(Task objective)
Copy out all lines with the word "Sample" in them.

>> start

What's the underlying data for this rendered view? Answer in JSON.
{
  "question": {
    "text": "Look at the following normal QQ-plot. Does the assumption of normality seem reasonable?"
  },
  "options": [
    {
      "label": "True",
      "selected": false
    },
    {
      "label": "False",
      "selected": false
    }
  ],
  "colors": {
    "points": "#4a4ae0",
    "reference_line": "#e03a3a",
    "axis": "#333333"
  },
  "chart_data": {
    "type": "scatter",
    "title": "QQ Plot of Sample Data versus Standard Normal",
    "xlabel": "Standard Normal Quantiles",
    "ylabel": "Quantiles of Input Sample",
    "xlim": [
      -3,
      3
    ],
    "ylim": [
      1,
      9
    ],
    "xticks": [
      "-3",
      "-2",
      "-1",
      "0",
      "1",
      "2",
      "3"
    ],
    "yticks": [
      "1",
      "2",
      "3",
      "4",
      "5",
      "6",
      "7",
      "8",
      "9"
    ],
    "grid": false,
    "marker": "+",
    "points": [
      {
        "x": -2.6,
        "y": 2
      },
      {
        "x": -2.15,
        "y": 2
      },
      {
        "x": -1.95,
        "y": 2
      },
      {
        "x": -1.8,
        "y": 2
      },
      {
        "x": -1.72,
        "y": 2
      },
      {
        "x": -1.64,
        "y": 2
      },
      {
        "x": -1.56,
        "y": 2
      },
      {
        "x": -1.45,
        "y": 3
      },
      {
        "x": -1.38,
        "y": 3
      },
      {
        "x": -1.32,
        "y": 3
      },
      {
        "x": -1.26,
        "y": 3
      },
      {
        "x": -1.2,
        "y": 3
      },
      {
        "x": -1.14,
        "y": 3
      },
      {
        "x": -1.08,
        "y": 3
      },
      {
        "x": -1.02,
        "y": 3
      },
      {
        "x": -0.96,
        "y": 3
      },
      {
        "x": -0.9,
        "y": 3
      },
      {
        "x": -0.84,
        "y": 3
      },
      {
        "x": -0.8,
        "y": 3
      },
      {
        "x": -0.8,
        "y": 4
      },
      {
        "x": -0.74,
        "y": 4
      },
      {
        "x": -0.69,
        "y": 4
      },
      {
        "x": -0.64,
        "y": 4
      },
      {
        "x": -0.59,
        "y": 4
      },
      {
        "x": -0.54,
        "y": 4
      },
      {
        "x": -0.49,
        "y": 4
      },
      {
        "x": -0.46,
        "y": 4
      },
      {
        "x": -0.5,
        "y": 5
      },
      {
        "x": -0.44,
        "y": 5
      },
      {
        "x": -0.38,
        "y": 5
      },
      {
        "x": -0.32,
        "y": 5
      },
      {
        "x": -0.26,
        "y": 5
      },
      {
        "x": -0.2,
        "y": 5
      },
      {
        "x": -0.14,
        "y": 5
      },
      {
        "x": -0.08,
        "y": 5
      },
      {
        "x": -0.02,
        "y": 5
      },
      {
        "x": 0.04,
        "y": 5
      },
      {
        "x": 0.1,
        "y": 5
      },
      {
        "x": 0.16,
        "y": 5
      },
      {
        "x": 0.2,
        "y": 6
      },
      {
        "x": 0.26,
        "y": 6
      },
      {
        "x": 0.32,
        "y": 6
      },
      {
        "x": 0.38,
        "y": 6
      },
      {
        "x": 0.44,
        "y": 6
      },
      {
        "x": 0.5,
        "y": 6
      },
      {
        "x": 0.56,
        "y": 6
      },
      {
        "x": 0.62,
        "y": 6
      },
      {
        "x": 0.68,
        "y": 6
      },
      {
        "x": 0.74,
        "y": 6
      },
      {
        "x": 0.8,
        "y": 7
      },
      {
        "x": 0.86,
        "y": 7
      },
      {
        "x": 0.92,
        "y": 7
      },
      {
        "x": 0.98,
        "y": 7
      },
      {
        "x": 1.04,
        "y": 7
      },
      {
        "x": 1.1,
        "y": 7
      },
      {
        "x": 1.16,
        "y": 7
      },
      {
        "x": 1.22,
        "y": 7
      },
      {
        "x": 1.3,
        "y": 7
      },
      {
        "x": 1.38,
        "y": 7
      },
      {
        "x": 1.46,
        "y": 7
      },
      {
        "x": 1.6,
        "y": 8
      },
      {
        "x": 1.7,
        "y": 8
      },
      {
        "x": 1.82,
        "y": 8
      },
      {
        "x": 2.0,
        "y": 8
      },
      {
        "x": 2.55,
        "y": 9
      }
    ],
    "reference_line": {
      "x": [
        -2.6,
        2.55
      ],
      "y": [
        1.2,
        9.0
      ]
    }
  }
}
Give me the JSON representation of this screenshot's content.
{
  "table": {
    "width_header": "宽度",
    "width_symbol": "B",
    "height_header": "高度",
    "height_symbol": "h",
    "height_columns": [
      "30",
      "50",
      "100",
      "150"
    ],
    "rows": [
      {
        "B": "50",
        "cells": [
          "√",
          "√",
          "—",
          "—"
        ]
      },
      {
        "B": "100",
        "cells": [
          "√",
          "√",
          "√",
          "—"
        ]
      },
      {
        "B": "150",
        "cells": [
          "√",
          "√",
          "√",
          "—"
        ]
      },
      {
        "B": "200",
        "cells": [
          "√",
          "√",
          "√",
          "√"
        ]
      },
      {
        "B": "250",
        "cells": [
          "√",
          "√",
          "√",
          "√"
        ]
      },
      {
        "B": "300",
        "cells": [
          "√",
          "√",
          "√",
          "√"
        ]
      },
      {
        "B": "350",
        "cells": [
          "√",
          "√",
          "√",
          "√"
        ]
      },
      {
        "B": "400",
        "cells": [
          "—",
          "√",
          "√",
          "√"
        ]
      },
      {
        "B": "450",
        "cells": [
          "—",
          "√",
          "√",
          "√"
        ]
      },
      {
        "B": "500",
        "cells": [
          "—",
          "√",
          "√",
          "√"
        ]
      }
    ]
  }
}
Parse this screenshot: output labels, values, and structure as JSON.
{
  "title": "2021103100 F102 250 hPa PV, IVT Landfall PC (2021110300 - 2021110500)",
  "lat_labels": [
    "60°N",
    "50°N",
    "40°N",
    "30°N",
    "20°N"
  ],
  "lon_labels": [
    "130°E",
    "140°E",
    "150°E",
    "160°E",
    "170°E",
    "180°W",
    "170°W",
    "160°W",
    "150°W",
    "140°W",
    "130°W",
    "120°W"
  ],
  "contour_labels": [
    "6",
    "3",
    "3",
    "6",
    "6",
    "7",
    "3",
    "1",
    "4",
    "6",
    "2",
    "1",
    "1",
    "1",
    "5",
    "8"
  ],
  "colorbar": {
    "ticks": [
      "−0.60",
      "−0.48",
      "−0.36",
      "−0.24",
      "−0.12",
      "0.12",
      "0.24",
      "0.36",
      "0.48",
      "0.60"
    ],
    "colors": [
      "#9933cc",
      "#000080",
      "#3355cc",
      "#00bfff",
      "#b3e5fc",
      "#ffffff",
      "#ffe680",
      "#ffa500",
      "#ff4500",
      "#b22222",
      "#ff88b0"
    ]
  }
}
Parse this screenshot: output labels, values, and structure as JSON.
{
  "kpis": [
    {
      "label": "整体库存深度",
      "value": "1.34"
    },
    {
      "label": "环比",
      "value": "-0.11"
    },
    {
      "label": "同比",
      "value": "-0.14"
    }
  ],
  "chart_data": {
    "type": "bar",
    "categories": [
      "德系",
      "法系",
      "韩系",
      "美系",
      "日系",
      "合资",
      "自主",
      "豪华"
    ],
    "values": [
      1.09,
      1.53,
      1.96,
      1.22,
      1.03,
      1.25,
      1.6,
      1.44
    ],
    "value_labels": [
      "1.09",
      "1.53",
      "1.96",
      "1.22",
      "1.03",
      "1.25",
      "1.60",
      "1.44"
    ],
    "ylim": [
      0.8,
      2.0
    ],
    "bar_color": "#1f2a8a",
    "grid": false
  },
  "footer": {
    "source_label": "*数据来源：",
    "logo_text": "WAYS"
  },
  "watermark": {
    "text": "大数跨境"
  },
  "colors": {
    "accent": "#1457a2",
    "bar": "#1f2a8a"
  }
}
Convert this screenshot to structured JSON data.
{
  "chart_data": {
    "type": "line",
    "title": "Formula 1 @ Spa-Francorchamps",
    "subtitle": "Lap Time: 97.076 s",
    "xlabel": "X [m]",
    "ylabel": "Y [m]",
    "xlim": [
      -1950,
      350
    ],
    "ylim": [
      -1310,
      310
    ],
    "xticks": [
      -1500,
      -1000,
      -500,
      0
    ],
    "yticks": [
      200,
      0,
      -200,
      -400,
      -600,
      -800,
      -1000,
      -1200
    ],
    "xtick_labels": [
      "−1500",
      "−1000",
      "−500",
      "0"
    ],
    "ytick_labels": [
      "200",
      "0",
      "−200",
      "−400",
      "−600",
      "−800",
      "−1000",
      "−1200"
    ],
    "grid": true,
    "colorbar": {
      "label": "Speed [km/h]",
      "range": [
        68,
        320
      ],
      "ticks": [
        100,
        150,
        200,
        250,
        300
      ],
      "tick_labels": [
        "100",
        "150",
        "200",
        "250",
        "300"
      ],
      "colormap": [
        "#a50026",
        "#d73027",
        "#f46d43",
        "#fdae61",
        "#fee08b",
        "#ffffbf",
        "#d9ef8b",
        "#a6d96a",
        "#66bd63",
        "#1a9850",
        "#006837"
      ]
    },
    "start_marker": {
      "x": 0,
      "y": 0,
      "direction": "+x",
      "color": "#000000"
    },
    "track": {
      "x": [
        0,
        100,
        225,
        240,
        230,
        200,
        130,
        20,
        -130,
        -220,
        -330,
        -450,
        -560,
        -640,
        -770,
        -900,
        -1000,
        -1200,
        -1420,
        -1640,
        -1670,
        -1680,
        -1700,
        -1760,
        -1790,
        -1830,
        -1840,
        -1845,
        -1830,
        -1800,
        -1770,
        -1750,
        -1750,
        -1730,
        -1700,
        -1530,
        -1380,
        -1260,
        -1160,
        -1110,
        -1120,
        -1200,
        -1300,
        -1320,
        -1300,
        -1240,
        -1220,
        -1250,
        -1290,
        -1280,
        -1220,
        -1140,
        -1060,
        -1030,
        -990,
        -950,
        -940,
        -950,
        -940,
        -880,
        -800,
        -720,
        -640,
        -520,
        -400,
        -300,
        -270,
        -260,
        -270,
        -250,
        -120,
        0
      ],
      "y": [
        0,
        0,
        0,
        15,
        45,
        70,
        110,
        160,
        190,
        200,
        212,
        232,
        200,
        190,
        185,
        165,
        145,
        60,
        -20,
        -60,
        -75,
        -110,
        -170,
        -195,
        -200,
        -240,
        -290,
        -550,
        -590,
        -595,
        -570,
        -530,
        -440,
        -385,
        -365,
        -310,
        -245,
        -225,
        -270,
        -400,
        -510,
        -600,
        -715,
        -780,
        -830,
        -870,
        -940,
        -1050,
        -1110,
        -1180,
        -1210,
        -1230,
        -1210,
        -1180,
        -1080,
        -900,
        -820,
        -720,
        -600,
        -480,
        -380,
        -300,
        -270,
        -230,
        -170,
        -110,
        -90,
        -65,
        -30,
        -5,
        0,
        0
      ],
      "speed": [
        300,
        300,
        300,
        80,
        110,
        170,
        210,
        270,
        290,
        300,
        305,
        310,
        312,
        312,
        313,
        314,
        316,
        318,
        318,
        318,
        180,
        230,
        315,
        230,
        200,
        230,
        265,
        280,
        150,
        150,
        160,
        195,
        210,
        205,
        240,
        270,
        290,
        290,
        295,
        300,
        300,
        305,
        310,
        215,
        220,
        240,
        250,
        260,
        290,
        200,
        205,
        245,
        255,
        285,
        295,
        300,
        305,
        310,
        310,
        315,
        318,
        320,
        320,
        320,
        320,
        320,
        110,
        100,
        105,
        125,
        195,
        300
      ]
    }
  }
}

>> end

(Solution to this exercise)
    "title": "QQ Plot of Sample Data versus Standard Normal",
    "ylabel": "Quantiles of Input Sample",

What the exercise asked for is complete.